Select and copy out every line in the records containing "name".

ITEMS:
============================================================

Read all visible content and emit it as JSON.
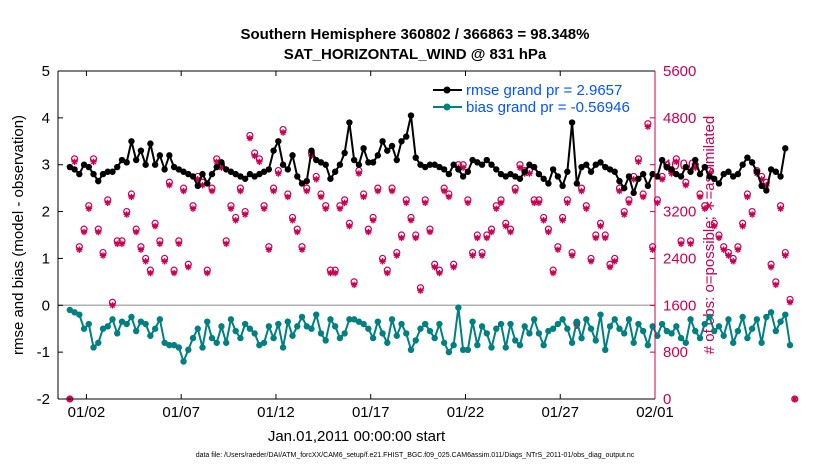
{
  "chart_data": {
    "type": "line",
    "title": "Southern Hemisphere 360802 / 366863 = 98.348%",
    "subtitle": "SAT_HORIZONTAL_WIND @ 831 hPa",
    "xlabel": "Jan.01,2011 00:00:00 start",
    "ylabel": "rmse and bias (model - observation)",
    "y2label": "# of obs: o=possible; ∗=assimilated",
    "footnote": "data file: /Users/raeder/DAI/ATM_forcXX/CAM6_setup/f.e21.FHIST_BGC.f09_025.CAM6assim.011/Diags_NTrS_2011-01/obs_diag_output.nc",
    "x_range": [
      0.5,
      32.0
    ],
    "ylim": [
      -2,
      5
    ],
    "y2lim": [
      0,
      5600
    ],
    "yticks": [
      "-2",
      "-1",
      "0",
      "1",
      "2",
      "3",
      "4",
      "5"
    ],
    "y2ticks": [
      "0",
      "800",
      "1600",
      "2400",
      "3200",
      "4000",
      "4800",
      "5600"
    ],
    "xticks": [
      {
        "day": 2,
        "label": "01/02"
      },
      {
        "day": 7,
        "label": "01/07"
      },
      {
        "day": 12,
        "label": "01/12"
      },
      {
        "day": 17,
        "label": "01/17"
      },
      {
        "day": 22,
        "label": "01/22"
      },
      {
        "day": 27,
        "label": "01/27"
      },
      {
        "day": 32,
        "label": "02/01"
      }
    ],
    "legend": {
      "position": "top-right",
      "entries": [
        {
          "label": "rmse grand pr = 2.9657",
          "color": "#000000"
        },
        {
          "label": "bias grand pr = -0.56946",
          "color": "#008080"
        }
      ]
    },
    "colors": {
      "rmse": "#000000",
      "bias": "#008080",
      "obs": "#cc0052",
      "text": "#0055ff",
      "zero": "#b0b0b0"
    },
    "x_start": 1.125,
    "x_step": 0.25,
    "series": [
      {
        "name": "rmse",
        "values": [
          2.95,
          2.9,
          2.8,
          3.0,
          2.95,
          2.8,
          2.65,
          2.8,
          2.85,
          2.85,
          2.95,
          3.1,
          3.05,
          3.5,
          3.1,
          3.3,
          3.0,
          3.45,
          3.0,
          3.2,
          2.9,
          3.2,
          2.95,
          2.9,
          2.85,
          2.8,
          2.75,
          2.55,
          2.8,
          2.6,
          2.8,
          2.95,
          3.05,
          2.9,
          2.85,
          2.8,
          2.75,
          2.7,
          2.8,
          2.75,
          2.8,
          2.85,
          2.9,
          3.3,
          3.5,
          3.0,
          2.9,
          3.2,
          2.75,
          2.6,
          2.65,
          3.3,
          3.1,
          3.05,
          3.0,
          2.7,
          2.85,
          3.0,
          3.25,
          3.9,
          3.1,
          3.0,
          3.35,
          3.05,
          3.05,
          3.2,
          3.5,
          3.3,
          3.4,
          3.1,
          3.5,
          3.6,
          4.05,
          3.15,
          3.0,
          2.95,
          3.0,
          3.0,
          2.95,
          2.9,
          2.8,
          3.0,
          2.9,
          2.75,
          2.85,
          3.1,
          3.05,
          3.0,
          3.1,
          3.0,
          2.9,
          2.8,
          2.75,
          2.8,
          2.75,
          2.7,
          2.85,
          3.0,
          2.95,
          2.8,
          2.7,
          2.6,
          2.9,
          2.75,
          2.55,
          2.85,
          3.9,
          2.6,
          2.95,
          3.0,
          2.85,
          3.0,
          3.05,
          2.95,
          2.9,
          2.85,
          2.65,
          2.5,
          2.75,
          2.4,
          2.7,
          2.8,
          2.55,
          2.8,
          2.75,
          3.1,
          2.95,
          2.9,
          2.8,
          2.75,
          2.95,
          2.85,
          3.1,
          2.8,
          2.95,
          2.75,
          2.7,
          2.6,
          2.8,
          2.85,
          2.75,
          2.8,
          3.0,
          3.15,
          3.05,
          2.85,
          2.55,
          2.45,
          2.9,
          2.85,
          2.75,
          3.35
        ]
      },
      {
        "name": "bias",
        "values": [
          -0.1,
          -0.15,
          -0.2,
          -0.5,
          -0.4,
          -0.9,
          -0.8,
          -0.5,
          -0.45,
          -0.3,
          -0.6,
          -0.35,
          -0.4,
          -0.25,
          -0.55,
          -0.35,
          -0.4,
          -0.65,
          -0.5,
          -0.3,
          -0.8,
          -0.85,
          -0.85,
          -0.9,
          -1.2,
          -0.95,
          -0.7,
          -0.5,
          -0.9,
          -0.35,
          -0.7,
          -0.8,
          -0.45,
          -0.8,
          -0.3,
          -0.55,
          -0.7,
          -0.4,
          -0.5,
          -0.6,
          -0.85,
          -0.8,
          -0.45,
          -0.7,
          -0.4,
          -0.9,
          -0.35,
          -0.65,
          -0.45,
          -0.25,
          -0.45,
          -0.5,
          -0.2,
          -0.6,
          -0.75,
          -0.3,
          -0.45,
          -0.7,
          -0.6,
          -0.3,
          -0.3,
          -0.35,
          -0.4,
          -0.5,
          -0.7,
          -0.35,
          -0.6,
          -0.8,
          -0.3,
          -0.65,
          -0.4,
          -0.6,
          -0.95,
          -0.75,
          -0.5,
          -0.4,
          -0.55,
          -0.7,
          -0.4,
          -0.8,
          -1.0,
          -0.85,
          -0.05,
          -0.95,
          -0.95,
          -0.35,
          -0.85,
          -0.45,
          -0.6,
          -0.9,
          -0.5,
          -0.4,
          -0.9,
          -0.4,
          -0.75,
          -0.85,
          -0.45,
          -0.6,
          -0.3,
          -0.6,
          -0.85,
          -0.55,
          -0.5,
          -0.4,
          -0.3,
          -0.5,
          -0.8,
          -0.35,
          -0.7,
          -0.3,
          -0.5,
          -0.75,
          -0.2,
          -0.95,
          -0.45,
          -0.3,
          -0.5,
          -0.6,
          -0.3,
          -0.8,
          -0.4,
          -0.55,
          -0.85,
          -0.45,
          -0.65,
          -0.4,
          -0.55,
          -0.6,
          -0.45,
          -0.7,
          -0.8,
          -0.3,
          -0.55,
          -0.7,
          -0.4,
          -0.25,
          -0.55,
          -0.45,
          -0.65,
          -0.3,
          -0.8,
          -0.55,
          -0.25,
          -0.7,
          -0.5,
          -0.3,
          -0.8,
          -0.25,
          -0.15,
          -0.55,
          -0.35,
          -0.2,
          -0.85
        ]
      },
      {
        "name": "obs_possible",
        "values": [
          0,
          4100,
          2600,
          2900,
          3300,
          4100,
          2900,
          2500,
          3400,
          1650,
          2700,
          2700,
          3200,
          3500,
          2900,
          2600,
          2400,
          2200,
          3000,
          2700,
          2400,
          3700,
          2200,
          2700,
          3600,
          2300,
          3300,
          3800,
          3700,
          2200,
          3600,
          4100,
          4000,
          2700,
          3300,
          3100,
          3600,
          3200,
          4500,
          4200,
          4100,
          3300,
          2600,
          3600,
          3900,
          4600,
          3500,
          3100,
          2900,
          2600,
          3600,
          4200,
          3800,
          3500,
          3300,
          2200,
          2200,
          3300,
          3400,
          3000,
          2000,
          3900,
          3500,
          2900,
          3100,
          3600,
          2400,
          2200,
          3600,
          2500,
          2800,
          3400,
          3100,
          2800,
          1900,
          3400,
          2900,
          2300,
          2200,
          3600,
          3500,
          2300,
          4000,
          4000,
          3400,
          2500,
          2800,
          2500,
          2800,
          2900,
          3300,
          3400,
          3000,
          2900,
          3600,
          4000,
          3900,
          3900,
          3400,
          3400,
          3100,
          2900,
          2200,
          2600,
          3100,
          3400,
          2500,
          1300,
          3600,
          3300,
          2400,
          2800,
          3000,
          2800,
          2300,
          2400,
          3600,
          3200,
          3400,
          3800,
          4100,
          3500,
          4700,
          2600,
          3400,
          3800,
          4000,
          3900,
          4100,
          2700,
          3700,
          2700,
          4000,
          3500,
          3300,
          3900,
          3000,
          2800,
          2600,
          2500,
          2400,
          2600,
          3000,
          3500,
          3200,
          3900,
          3800,
          3700,
          2300,
          2000,
          3300,
          2500,
          1700,
          0
        ]
      },
      {
        "name": "obs_assimilated",
        "values": [
          0,
          4050,
          2550,
          2850,
          3250,
          4050,
          2850,
          2450,
          3350,
          1600,
          2650,
          2650,
          3150,
          3450,
          2850,
          2550,
          2350,
          2150,
          2950,
          2650,
          2350,
          3650,
          2150,
          2650,
          3550,
          2250,
          3250,
          3750,
          3650,
          2150,
          3550,
          4050,
          3950,
          2650,
          3250,
          3050,
          3550,
          3150,
          4450,
          4150,
          4050,
          3250,
          2550,
          3550,
          3850,
          4550,
          3450,
          3050,
          2850,
          2550,
          3550,
          4150,
          3750,
          3450,
          3250,
          2150,
          2150,
          3250,
          3350,
          2950,
          1950,
          3850,
          3450,
          2850,
          3050,
          3550,
          2350,
          2150,
          3550,
          2450,
          2750,
          3350,
          3050,
          2750,
          1850,
          3350,
          2850,
          2250,
          2150,
          3550,
          3450,
          2250,
          3950,
          3950,
          3350,
          2450,
          2750,
          2450,
          2750,
          2850,
          3250,
          3350,
          2950,
          2850,
          3550,
          3950,
          3850,
          3850,
          3350,
          3350,
          3050,
          2850,
          2150,
          2550,
          3050,
          3350,
          2450,
          1250,
          3550,
          3250,
          2350,
          2750,
          2950,
          2750,
          2250,
          2350,
          3550,
          3150,
          3350,
          3750,
          4050,
          3450,
          4650,
          2550,
          3350,
          3750,
          3950,
          3850,
          4050,
          2650,
          3650,
          2650,
          3950,
          3450,
          3250,
          3850,
          2950,
          2750,
          2550,
          2450,
          2350,
          2550,
          2950,
          3450,
          3150,
          3850,
          3750,
          3650,
          2250,
          1950,
          3250,
          2450,
          1650,
          0
        ]
      }
    ]
  }
}
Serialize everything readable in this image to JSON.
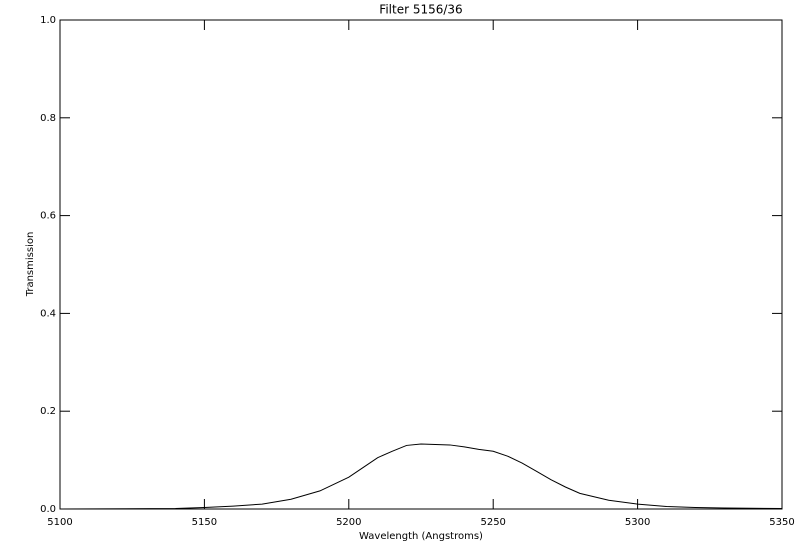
{
  "chart_data": {
    "type": "line",
    "title": "Filter 5156/36",
    "x_label": "Wavelength (Angstroms)",
    "y_label": "Transmission",
    "x": [
      5100,
      5140,
      5150,
      5160,
      5170,
      5180,
      5190,
      5200,
      5205,
      5210,
      5215,
      5220,
      5225,
      5230,
      5235,
      5240,
      5245,
      5250,
      5255,
      5260,
      5265,
      5270,
      5275,
      5280,
      5290,
      5300,
      5310,
      5320,
      5330,
      5350
    ],
    "series": [
      {
        "color": "#000000",
        "values": [
          0.0,
          0.001,
          0.003,
          0.006,
          0.01,
          0.02,
          0.037,
          0.065,
          0.085,
          0.105,
          0.118,
          0.13,
          0.133,
          0.132,
          0.131,
          0.127,
          0.122,
          0.118,
          0.108,
          0.094,
          0.077,
          0.06,
          0.045,
          0.032,
          0.018,
          0.01,
          0.005,
          0.003,
          0.002,
          0.001
        ]
      }
    ],
    "xlim": [
      5100,
      5350
    ],
    "xticks": [
      5100,
      5150,
      5200,
      5250,
      5300,
      5350
    ],
    "ylim": [
      0,
      1
    ],
    "yticks": [
      {
        "value": 0,
        "label": "0.0"
      },
      0.2,
      0.4,
      0.6,
      0.8,
      {
        "value": 1,
        "label": "1.0"
      }
    ]
  }
}
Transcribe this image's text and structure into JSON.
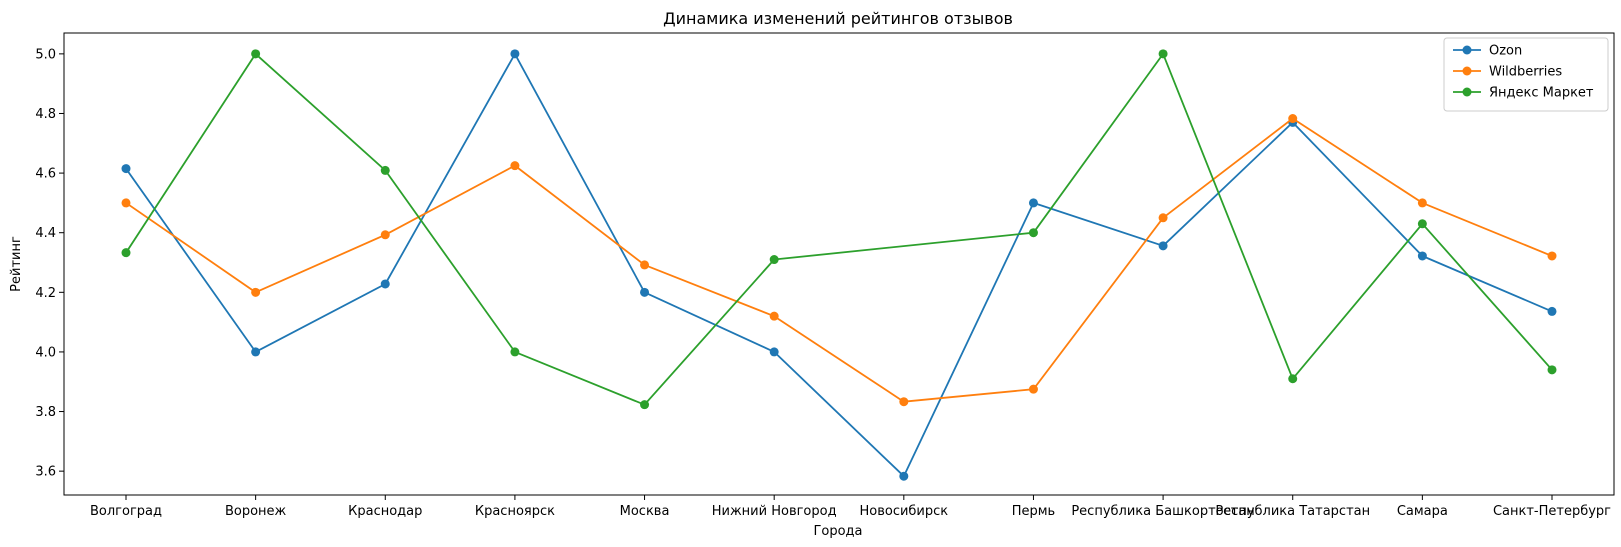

============================================================

RESULT:
        "name": "rmse",
        "name": "bias",
        "name": "obs_possible",
        "name": "obs_assimilated",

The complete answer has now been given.